» WORK TO DO
Single out the lines that include the word "Price". Copy them.

» RECORDS

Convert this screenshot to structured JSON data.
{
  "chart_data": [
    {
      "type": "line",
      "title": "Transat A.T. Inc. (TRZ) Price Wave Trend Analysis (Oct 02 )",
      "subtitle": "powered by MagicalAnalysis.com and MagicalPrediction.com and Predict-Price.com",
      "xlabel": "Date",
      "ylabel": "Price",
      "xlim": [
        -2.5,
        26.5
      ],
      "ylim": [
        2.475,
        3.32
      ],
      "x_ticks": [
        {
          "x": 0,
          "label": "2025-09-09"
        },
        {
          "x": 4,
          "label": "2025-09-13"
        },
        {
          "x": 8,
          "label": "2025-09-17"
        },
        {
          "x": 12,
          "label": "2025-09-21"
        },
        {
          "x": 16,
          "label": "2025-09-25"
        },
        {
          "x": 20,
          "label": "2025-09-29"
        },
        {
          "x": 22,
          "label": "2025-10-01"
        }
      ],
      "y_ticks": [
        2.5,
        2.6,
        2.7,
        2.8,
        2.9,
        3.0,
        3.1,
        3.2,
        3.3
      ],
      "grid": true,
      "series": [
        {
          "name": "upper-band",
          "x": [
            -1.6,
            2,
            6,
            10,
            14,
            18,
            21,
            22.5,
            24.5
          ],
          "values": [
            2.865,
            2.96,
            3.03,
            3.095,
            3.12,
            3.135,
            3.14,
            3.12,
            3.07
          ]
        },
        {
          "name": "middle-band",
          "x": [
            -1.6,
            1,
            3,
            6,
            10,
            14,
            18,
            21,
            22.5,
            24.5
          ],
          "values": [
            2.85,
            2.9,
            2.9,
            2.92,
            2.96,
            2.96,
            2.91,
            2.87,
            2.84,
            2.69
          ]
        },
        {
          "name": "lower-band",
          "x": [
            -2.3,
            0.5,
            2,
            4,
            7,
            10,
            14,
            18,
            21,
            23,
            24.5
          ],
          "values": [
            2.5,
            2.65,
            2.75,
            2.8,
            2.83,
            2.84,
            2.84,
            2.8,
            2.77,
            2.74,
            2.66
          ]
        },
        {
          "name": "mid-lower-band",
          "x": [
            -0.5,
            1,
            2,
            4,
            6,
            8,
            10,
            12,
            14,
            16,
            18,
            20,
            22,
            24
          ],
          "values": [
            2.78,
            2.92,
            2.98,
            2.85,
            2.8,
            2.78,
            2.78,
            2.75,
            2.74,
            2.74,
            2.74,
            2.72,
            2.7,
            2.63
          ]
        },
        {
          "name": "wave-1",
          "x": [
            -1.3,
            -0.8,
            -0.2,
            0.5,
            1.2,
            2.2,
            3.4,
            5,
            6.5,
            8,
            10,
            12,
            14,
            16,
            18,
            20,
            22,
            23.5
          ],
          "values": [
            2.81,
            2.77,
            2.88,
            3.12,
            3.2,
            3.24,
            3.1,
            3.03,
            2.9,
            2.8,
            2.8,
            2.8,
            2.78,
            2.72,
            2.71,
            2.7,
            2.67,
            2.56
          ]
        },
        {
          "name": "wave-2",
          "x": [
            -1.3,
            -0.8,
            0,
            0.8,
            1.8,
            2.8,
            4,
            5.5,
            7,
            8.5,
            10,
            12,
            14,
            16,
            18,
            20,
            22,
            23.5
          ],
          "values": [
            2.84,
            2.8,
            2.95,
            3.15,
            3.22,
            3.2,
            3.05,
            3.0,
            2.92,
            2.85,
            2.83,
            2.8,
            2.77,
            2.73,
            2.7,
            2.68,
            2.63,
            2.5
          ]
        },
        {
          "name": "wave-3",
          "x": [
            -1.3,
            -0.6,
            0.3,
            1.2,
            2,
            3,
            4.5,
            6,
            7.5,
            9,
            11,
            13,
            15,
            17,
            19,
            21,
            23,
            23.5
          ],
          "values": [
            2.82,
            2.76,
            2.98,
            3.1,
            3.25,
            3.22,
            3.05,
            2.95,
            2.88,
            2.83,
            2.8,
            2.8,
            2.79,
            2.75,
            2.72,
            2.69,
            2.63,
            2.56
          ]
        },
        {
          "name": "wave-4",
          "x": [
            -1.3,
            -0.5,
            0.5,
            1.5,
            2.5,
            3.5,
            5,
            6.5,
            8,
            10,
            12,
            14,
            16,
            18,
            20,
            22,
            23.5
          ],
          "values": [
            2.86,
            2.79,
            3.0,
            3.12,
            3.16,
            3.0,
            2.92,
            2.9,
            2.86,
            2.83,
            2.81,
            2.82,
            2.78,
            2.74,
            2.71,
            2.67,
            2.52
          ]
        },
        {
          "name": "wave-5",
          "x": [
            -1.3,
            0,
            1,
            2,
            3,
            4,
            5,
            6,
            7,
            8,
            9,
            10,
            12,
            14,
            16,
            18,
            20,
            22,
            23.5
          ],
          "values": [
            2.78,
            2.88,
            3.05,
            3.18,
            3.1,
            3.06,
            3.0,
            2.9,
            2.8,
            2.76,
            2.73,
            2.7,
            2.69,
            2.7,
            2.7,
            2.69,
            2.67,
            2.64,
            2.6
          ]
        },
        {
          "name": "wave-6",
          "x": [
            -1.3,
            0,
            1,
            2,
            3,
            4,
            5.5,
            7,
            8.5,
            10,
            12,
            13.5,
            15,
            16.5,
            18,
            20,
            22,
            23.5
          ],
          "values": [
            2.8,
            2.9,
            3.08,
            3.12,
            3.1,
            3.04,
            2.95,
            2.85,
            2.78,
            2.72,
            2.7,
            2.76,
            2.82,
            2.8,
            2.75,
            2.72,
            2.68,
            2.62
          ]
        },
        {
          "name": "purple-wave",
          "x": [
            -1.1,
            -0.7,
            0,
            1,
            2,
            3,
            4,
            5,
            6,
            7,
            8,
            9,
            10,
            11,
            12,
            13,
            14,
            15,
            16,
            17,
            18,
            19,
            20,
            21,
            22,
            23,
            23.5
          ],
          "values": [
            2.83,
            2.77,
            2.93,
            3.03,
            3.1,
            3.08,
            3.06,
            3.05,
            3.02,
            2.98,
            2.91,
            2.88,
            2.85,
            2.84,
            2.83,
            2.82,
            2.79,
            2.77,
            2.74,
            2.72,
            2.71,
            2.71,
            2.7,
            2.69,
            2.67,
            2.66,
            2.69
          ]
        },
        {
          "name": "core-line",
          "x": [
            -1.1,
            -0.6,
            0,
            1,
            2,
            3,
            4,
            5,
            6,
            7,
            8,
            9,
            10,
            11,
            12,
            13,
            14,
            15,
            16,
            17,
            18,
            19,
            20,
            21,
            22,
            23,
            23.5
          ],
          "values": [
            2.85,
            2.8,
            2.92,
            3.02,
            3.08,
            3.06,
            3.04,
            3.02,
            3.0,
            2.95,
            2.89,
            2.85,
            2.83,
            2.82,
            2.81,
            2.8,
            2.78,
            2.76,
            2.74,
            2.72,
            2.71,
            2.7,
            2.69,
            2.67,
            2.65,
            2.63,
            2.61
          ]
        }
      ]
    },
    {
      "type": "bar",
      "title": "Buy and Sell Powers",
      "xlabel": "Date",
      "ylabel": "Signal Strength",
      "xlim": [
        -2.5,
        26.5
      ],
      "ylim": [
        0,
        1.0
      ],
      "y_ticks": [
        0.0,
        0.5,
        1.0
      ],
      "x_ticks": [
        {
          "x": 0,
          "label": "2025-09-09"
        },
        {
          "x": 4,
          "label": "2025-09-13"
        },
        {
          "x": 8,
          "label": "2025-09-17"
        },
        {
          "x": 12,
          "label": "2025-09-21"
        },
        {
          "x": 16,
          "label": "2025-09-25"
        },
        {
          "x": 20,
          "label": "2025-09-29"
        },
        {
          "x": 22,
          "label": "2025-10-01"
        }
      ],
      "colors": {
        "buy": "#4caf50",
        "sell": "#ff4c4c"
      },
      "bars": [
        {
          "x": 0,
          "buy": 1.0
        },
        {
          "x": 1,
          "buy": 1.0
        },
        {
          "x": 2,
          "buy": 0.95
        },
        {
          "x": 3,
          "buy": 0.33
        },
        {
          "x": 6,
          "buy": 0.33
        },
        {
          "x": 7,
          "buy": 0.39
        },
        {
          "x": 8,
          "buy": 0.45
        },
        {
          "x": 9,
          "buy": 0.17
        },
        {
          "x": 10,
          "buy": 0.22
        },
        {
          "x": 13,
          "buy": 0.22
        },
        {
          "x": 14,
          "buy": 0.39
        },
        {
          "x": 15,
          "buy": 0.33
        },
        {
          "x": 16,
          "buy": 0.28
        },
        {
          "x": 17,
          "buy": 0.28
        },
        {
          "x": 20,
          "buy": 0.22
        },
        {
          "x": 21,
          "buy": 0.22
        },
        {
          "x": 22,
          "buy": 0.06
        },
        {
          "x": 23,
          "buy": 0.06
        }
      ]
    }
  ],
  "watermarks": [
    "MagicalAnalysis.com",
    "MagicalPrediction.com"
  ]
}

» RESPONSE
      "title": "Transat A.T. Inc. (TRZ) Price Wave Trend Analysis (Oct 02 )",
      "subtitle": "powered by MagicalAnalysis.com and MagicalPrediction.com and Predict-Price.com",
      "ylabel": "Price",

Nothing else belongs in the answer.